» EXCERPTED RECORDS
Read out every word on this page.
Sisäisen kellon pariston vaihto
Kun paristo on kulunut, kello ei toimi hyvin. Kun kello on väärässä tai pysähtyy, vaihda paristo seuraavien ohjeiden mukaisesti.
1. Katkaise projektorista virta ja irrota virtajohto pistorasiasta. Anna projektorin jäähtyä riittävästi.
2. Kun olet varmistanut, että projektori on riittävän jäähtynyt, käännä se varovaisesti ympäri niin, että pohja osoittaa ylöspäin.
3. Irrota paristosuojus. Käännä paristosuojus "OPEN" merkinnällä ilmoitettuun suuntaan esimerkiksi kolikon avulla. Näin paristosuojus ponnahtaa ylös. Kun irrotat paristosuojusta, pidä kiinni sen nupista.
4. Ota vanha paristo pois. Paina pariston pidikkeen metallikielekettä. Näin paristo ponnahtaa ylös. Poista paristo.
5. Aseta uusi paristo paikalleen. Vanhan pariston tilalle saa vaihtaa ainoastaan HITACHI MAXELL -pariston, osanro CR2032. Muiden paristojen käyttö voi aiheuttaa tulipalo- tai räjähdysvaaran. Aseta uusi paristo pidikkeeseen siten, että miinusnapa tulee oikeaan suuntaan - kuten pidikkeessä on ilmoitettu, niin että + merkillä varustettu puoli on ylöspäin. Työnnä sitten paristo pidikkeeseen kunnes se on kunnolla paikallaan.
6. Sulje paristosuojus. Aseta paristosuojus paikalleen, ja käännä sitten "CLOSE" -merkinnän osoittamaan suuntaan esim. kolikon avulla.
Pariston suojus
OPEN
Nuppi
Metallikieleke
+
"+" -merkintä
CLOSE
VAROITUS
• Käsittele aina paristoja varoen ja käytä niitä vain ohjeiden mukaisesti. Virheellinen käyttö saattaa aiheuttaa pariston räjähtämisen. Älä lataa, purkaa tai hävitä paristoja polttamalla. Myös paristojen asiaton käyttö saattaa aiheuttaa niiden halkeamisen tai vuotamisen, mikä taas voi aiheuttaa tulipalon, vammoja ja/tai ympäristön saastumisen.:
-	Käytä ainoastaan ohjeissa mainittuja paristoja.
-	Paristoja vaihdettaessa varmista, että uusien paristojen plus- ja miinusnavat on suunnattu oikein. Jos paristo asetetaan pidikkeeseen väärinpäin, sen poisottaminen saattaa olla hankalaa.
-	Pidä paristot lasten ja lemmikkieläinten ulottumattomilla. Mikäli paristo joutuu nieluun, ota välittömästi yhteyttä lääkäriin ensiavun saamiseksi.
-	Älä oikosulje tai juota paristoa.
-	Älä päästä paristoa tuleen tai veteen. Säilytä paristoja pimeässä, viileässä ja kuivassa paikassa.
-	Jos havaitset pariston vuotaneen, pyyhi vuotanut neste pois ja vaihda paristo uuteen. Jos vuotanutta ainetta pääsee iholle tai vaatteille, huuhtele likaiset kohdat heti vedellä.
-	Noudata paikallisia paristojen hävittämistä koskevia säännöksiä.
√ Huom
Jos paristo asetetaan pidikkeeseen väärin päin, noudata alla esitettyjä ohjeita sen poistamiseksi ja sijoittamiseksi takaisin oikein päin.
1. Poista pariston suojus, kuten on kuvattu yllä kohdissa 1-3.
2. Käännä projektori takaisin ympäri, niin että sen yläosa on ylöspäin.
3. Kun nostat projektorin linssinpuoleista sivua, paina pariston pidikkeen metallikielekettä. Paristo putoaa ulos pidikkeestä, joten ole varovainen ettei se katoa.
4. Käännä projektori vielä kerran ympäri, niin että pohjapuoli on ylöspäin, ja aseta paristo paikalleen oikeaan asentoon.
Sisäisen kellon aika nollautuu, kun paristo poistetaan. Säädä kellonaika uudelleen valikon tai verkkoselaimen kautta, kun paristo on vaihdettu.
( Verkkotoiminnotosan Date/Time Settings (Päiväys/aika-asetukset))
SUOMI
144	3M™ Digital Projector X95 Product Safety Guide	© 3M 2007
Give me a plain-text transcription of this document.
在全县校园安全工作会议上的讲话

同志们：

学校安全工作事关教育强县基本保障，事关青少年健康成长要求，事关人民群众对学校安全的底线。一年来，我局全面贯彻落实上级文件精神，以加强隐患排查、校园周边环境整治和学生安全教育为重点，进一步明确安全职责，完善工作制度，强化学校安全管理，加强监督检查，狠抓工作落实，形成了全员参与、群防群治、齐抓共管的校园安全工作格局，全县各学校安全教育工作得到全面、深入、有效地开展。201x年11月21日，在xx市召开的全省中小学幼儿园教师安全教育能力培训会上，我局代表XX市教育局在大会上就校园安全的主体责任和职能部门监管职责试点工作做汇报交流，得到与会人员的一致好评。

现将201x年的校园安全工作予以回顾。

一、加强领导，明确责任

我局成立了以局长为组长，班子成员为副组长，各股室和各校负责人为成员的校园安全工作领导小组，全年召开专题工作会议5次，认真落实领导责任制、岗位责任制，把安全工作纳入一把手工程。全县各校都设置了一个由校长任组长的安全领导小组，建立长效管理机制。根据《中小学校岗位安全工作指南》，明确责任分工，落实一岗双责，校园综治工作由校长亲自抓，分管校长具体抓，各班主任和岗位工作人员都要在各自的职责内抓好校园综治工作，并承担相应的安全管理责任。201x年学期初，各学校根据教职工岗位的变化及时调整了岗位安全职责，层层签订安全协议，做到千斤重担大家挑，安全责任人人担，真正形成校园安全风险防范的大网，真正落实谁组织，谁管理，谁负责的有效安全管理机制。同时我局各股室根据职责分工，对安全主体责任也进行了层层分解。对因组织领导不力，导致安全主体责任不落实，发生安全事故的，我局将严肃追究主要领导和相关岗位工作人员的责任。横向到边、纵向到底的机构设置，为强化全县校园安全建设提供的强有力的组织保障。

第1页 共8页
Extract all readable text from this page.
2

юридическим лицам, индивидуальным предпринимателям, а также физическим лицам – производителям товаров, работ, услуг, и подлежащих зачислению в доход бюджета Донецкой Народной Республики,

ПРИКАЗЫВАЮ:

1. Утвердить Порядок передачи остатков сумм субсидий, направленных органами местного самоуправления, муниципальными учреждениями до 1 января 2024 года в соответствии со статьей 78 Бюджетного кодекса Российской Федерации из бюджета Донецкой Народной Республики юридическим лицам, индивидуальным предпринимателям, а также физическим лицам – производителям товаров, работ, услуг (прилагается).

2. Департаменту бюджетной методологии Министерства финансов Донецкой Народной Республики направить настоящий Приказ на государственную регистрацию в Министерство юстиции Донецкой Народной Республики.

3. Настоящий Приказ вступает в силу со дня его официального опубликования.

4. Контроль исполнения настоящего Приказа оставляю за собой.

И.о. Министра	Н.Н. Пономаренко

» YOUR TASK
Repeat only the stretch of lines starting at the one containing "Extract all readable text from this page." and running to the final line of the entries above.

» WRITTEN RESPONSE
Extract all readable text from this page.
2

юридическим лицам, индивидуальным предпринимателям, а также физическим лицам – производителям товаров, работ, услуг, и подлежащих зачислению в доход бюджета Донецкой Народной Республики,

ПРИКАЗЫВАЮ:

1. Утвердить Порядок передачи остатков сумм субсидий, направленных органами местного самоуправления, муниципальными учреждениями до 1 января 2024 года в соответствии со статьей 78 Бюджетного кодекса Российской Федерации из бюджета Донецкой Народной Республики юридическим лицам, индивидуальным предпринимателям, а также физическим лицам – производителям товаров, работ, услуг (прилагается).

2. Департаменту бюджетной методологии Министерства финансов Донецкой Народной Республики направить настоящий Приказ на государственную регистрацию в Министерство юстиции Донецкой Народной Республики.

3. Настоящий Приказ вступает в силу со дня его официального опубликования.

4. Контроль исполнения настоящего Приказа оставляю за собой.

И.о. Министра	Н.Н. Пономаренко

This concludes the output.